» Goal of the exercise
Keep the pictures out of the copy and repeat the records exactly.

(Stored data)
▽
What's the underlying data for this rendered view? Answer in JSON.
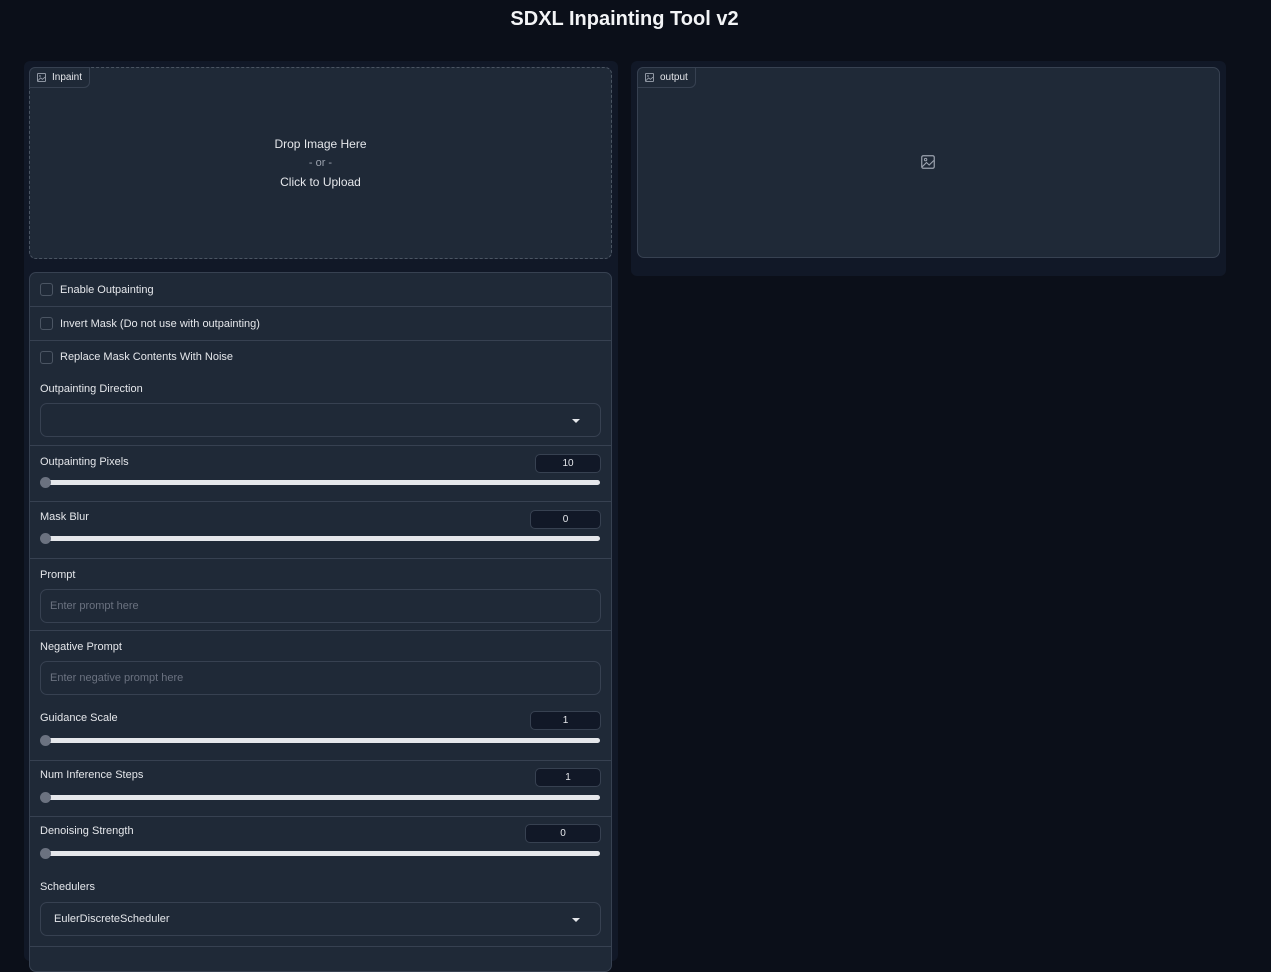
{
  "app": {
    "title": "SDXL Inpainting Tool v2"
  },
  "inpaint": {
    "label": "Inpaint",
    "drop_text": "Drop Image Here",
    "or_text": "- or -",
    "upload_text": "Click to Upload"
  },
  "output": {
    "label": "output"
  },
  "settings": {
    "enable_outpainting": {
      "label": "Enable Outpainting",
      "checked": false
    },
    "invert_mask": {
      "label": "Invert Mask (Do not use with outpainting)",
      "checked": false
    },
    "replace_noise": {
      "label": "Replace Mask Contents With Noise",
      "checked": false
    },
    "outpainting_direction": {
      "label": "Outpainting Direction",
      "value": ""
    },
    "outpainting_pixels": {
      "label": "Outpainting Pixels",
      "value": "10"
    },
    "mask_blur": {
      "label": "Mask Blur",
      "value": "0"
    },
    "prompt": {
      "label": "Prompt",
      "placeholder": "Enter prompt here"
    },
    "negative_prompt": {
      "label": "Negative Prompt",
      "placeholder": "Enter negative prompt here"
    },
    "guidance_scale": {
      "label": "Guidance Scale",
      "value": "1"
    },
    "num_inference_steps": {
      "label": "Num Inference Steps",
      "value": "1"
    },
    "denoising_strength": {
      "label": "Denoising Strength",
      "value": "0"
    },
    "schedulers": {
      "label": "Schedulers",
      "value": "EulerDiscreteScheduler"
    }
  },
  "icons": {
    "image": "image-icon",
    "dropdown": "chevron-down-icon"
  },
  "colors": {
    "background": "#0b0f19",
    "panel": "#1f2937",
    "border": "#374151",
    "text": "#e5e7eb"
  }
}
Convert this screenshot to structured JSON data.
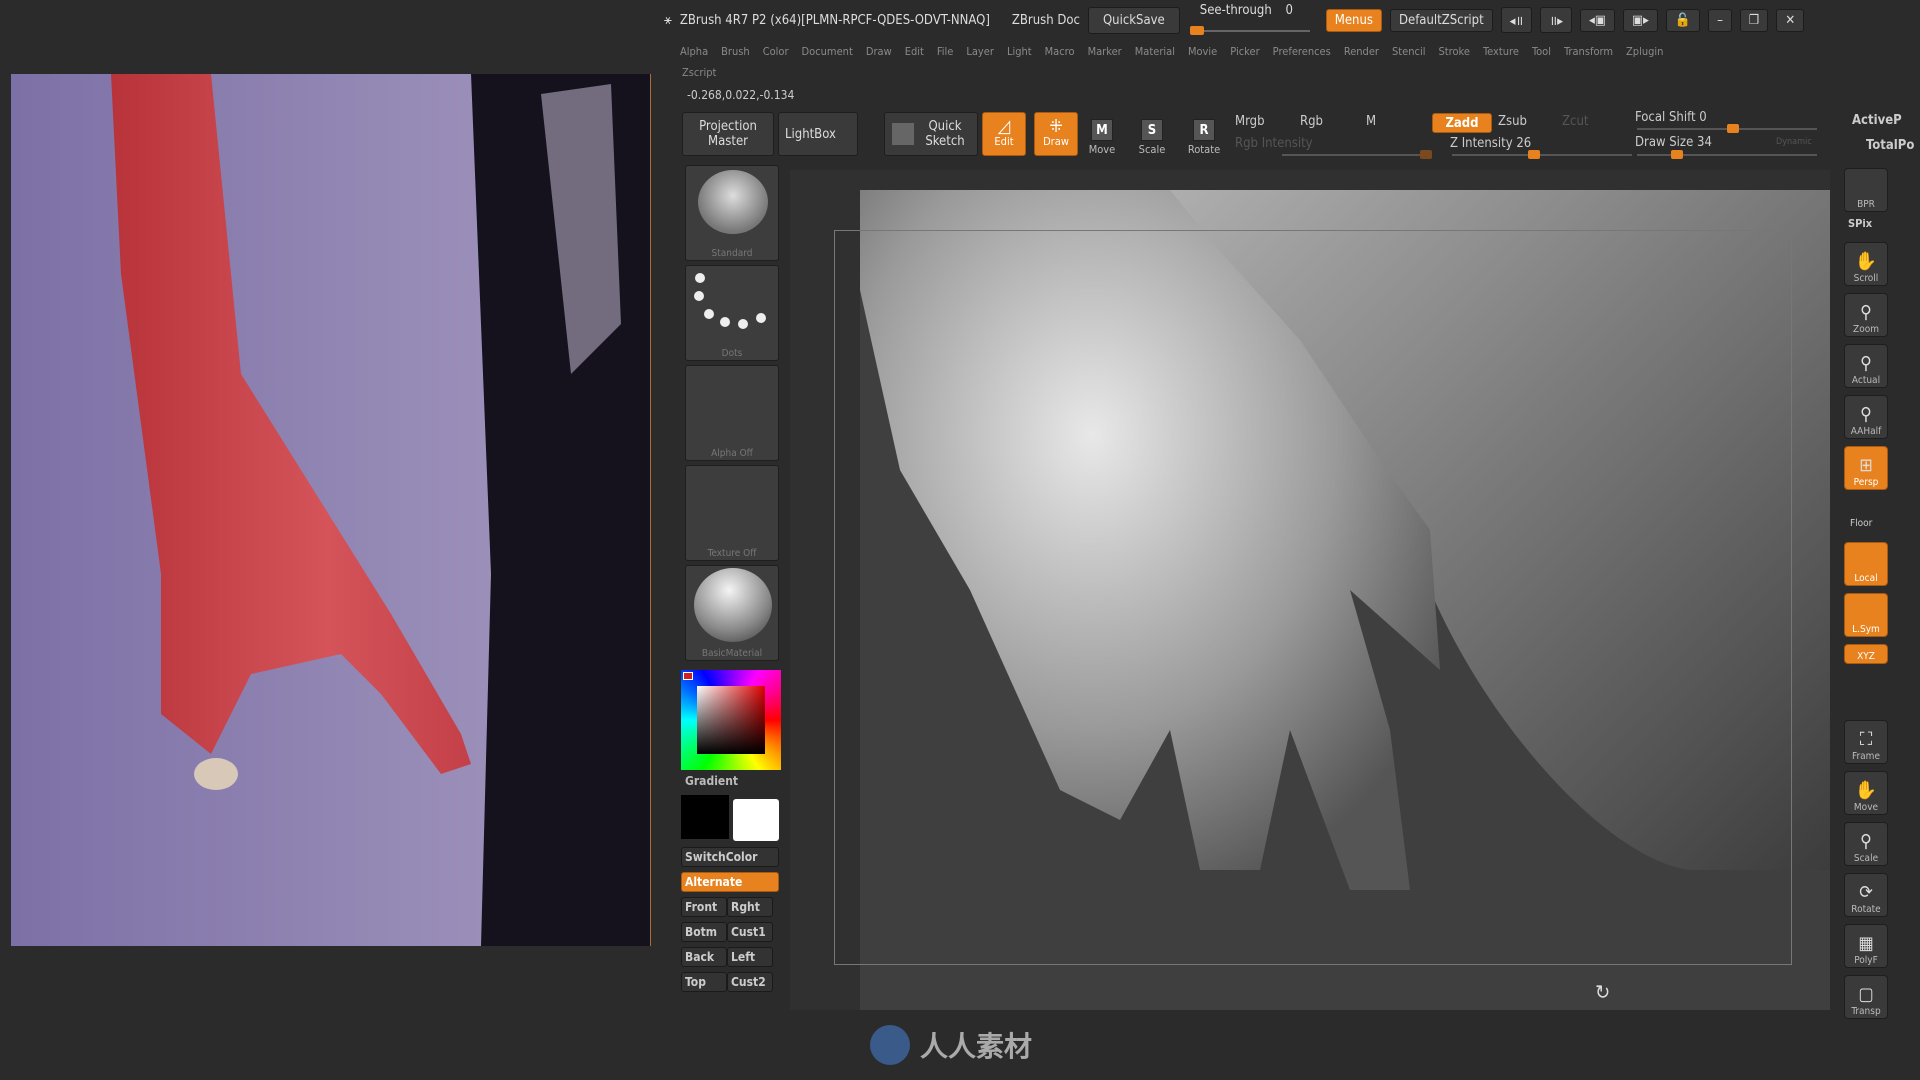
{
  "title_bar": {
    "app_title": "ZBrush 4R7 P2 (x64)[PLMN-RPCF-QDES-ODVT-NNAQ]",
    "document": "ZBrush Doc",
    "quicksave": "QuickSave",
    "see_through_label": "See-through",
    "see_through_value": "0",
    "see_through_level": 0,
    "menus": "Menus",
    "default_zscript": "DefaultZScript"
  },
  "menu": [
    "Alpha",
    "Brush",
    "Color",
    "Document",
    "Draw",
    "Edit",
    "File",
    "Layer",
    "Light",
    "Macro",
    "Marker",
    "Material",
    "Movie",
    "Picker",
    "Preferences",
    "Render",
    "Stencil",
    "Stroke",
    "Texture",
    "Tool",
    "Transform",
    "Zplugin"
  ],
  "zscript_menu": "Zscript",
  "coords_readout": "-0.268,0.022,-0.134",
  "toolbar": {
    "projection_master": "Projection Master",
    "lightbox": "LightBox",
    "quick_sketch": "Quick Sketch",
    "edit": "Edit",
    "draw": "Draw",
    "move": "Move",
    "scale": "Scale",
    "rotate": "Rotate",
    "mrgb": "Mrgb",
    "rgb": "Rgb",
    "m": "M",
    "rgb_intensity": "Rgb Intensity",
    "zadd": "Zadd",
    "zsub": "Zsub",
    "zcut": "Zcut",
    "z_intensity_label": "Z Intensity",
    "z_intensity": "26",
    "focal_shift_label": "Focal Shift",
    "focal_shift": "0",
    "draw_size_label": "Draw Size",
    "draw_size": "34",
    "dynamic": "Dynamic",
    "active_points": "ActiveP",
    "total_points": "TotalPo"
  },
  "left_shelf": {
    "brush": "Standard",
    "stroke": "Dots",
    "alpha": "Alpha Off",
    "texture": "Texture Off",
    "material": "BasicMaterial",
    "gradient": "Gradient",
    "switch_color": "SwitchColor",
    "alternate": "Alternate",
    "views": [
      "Front",
      "Rght",
      "Botm",
      "Cust1",
      "Back",
      "Left",
      "Top",
      "Cust2"
    ]
  },
  "right_shelf": {
    "bpr": "BPR",
    "spix": "SPix",
    "buttons": [
      {
        "label": "Scroll",
        "icon": "hand-icon"
      },
      {
        "label": "Zoom",
        "icon": "magnifier-icon"
      },
      {
        "label": "Actual",
        "icon": "magnifier-icon"
      },
      {
        "label": "AAHalf",
        "icon": "magnifier-icon"
      },
      {
        "label": "Persp",
        "icon": "perspective-icon",
        "active": true
      }
    ],
    "floor": "Floor",
    "local": "Local",
    "lsym": "L.Sym",
    "xyz": "XYZ",
    "lower": [
      {
        "label": "Frame",
        "icon": "frame-icon"
      },
      {
        "label": "Move",
        "icon": "hand-icon"
      },
      {
        "label": "Scale",
        "icon": "magnifier-icon"
      },
      {
        "label": "Rotate",
        "icon": "rotate-icon"
      },
      {
        "label": "PolyF",
        "icon": "grid-icon"
      },
      {
        "label": "Transp",
        "icon": "transparency-icon"
      }
    ]
  },
  "accent_color": "#e8821e",
  "bottom_logo": "人人素材"
}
△
» Result below
What's the underlying data for this rendered view? Answer in JSON.
{
  "app": {
    "title": "SDXL Inpainting Tool v2"
  },
  "inpaint": {
    "label": "Inpaint",
    "drop_text": "Drop Image Here",
    "or_text": "- or -",
    "upload_text": "Click to Upload"
  },
  "output": {
    "label": "output"
  },
  "settings": {
    "enable_outpainting": {
      "label": "Enable Outpainting",
      "checked": false
    },
    "invert_mask": {
      "label": "Invert Mask (Do not use with outpainting)",
      "checked": false
    },
    "replace_noise": {
      "label": "Replace Mask Contents With Noise",
      "checked": false
    },
    "outpainting_direction": {
      "label": "Outpainting Direction",
      "value": ""
    },
    "outpainting_pixels": {
      "label": "Outpainting Pixels",
      "value": "10"
    },
    "mask_blur": {
      "label": "Mask Blur",
      "value": "0"
    },
    "prompt": {
      "label": "Prompt",
      "placeholder": "Enter prompt here"
    },
    "negative_prompt": {
      "label": "Negative Prompt",
      "placeholder": "Enter negative prompt here"
    },
    "guidance_scale": {
      "label": "Guidance Scale",
      "value": "1"
    },
    "num_inference_steps": {
      "label": "Num Inference Steps",
      "value": "1"
    },
    "denoising_strength": {
      "label": "Denoising Strength",
      "value": "0"
    },
    "schedulers": {
      "label": "Schedulers",
      "value": "EulerDiscreteScheduler"
    }
  },
  "icons": {
    "image": "image-icon",
    "dropdown": "chevron-down-icon"
  },
  "colors": {
    "background": "#0b0f19",
    "panel": "#1f2937",
    "border": "#374151",
    "text": "#e5e7eb"
  }
}
Convert this screenshot to structured JSON data.
{
  "title_bar": {
    "app_title": "ZBrush 4R7 P2 (x64)[PLMN-RPCF-QDES-ODVT-NNAQ]",
    "document": "ZBrush Doc",
    "quicksave": "QuickSave",
    "see_through_label": "See-through",
    "see_through_value": "0",
    "see_through_level": 0,
    "menus": "Menus",
    "default_zscript": "DefaultZScript"
  },
  "menu": [
    "Alpha",
    "Brush",
    "Color",
    "Document",
    "Draw",
    "Edit",
    "File",
    "Layer",
    "Light",
    "Macro",
    "Marker",
    "Material",
    "Movie",
    "Picker",
    "Preferences",
    "Render",
    "Stencil",
    "Stroke",
    "Texture",
    "Tool",
    "Transform",
    "Zplugin"
  ],
  "zscript_menu": "Zscript",
  "coords_readout": "-0.268,0.022,-0.134",
  "toolbar": {
    "projection_master": "Projection Master",
    "lightbox": "LightBox",
    "quick_sketch": "Quick Sketch",
    "edit": "Edit",
    "draw": "Draw",
    "move": "Move",
    "scale": "Scale",
    "rotate": "Rotate",
    "mrgb": "Mrgb",
    "rgb": "Rgb",
    "m": "M",
    "rgb_intensity": "Rgb Intensity",
    "zadd": "Zadd",
    "zsub": "Zsub",
    "zcut": "Zcut",
    "z_intensity_label": "Z Intensity",
    "z_intensity": "26",
    "focal_shift_label": "Focal Shift",
    "focal_shift": "0",
    "draw_size_label": "Draw Size",
    "draw_size": "34",
    "dynamic": "Dynamic",
    "active_points": "ActiveP",
    "total_points": "TotalPo"
  },
  "left_shelf": {
    "brush": "Standard",
    "stroke": "Dots",
    "alpha": "Alpha Off",
    "texture": "Texture Off",
    "material": "BasicMaterial",
    "gradient": "Gradient",
    "switch_color": "SwitchColor",
    "alternate": "Alternate",
    "views": [
      "Front",
      "Rght",
      "Botm",
      "Cust1",
      "Back",
      "Left",
      "Top",
      "Cust2"
    ]
  },
  "right_shelf": {
    "bpr": "BPR",
    "spix": "SPix",
    "buttons": [
      {
        "label": "Scroll",
        "icon": "hand-icon"
      },
      {
        "label": "Zoom",
        "icon": "magnifier-icon"
      },
      {
        "label": "Actual",
        "icon": "magnifier-icon"
      },
      {
        "label": "AAHalf",
        "icon": "magnifier-icon"
      },
      {
        "label": "Persp",
        "icon": "perspective-icon",
        "active": true
      }
    ],
    "floor": "Floor",
    "local": "Local",
    "lsym": "L.Sym",
    "xyz": "XYZ",
    "lower": [
      {
        "label": "Frame",
        "icon": "frame-icon"
      },
      {
        "label": "Move",
        "icon": "hand-icon"
      },
      {
        "label": "Scale",
        "icon": "magnifier-icon"
      },
      {
        "label": "Rotate",
        "icon": "rotate-icon"
      },
      {
        "label": "PolyF",
        "icon": "grid-icon"
      },
      {
        "label": "Transp",
        "icon": "transparency-icon"
      }
    ]
  },
  "accent_color": "#e8821e",
  "bottom_logo": "人人素材"
}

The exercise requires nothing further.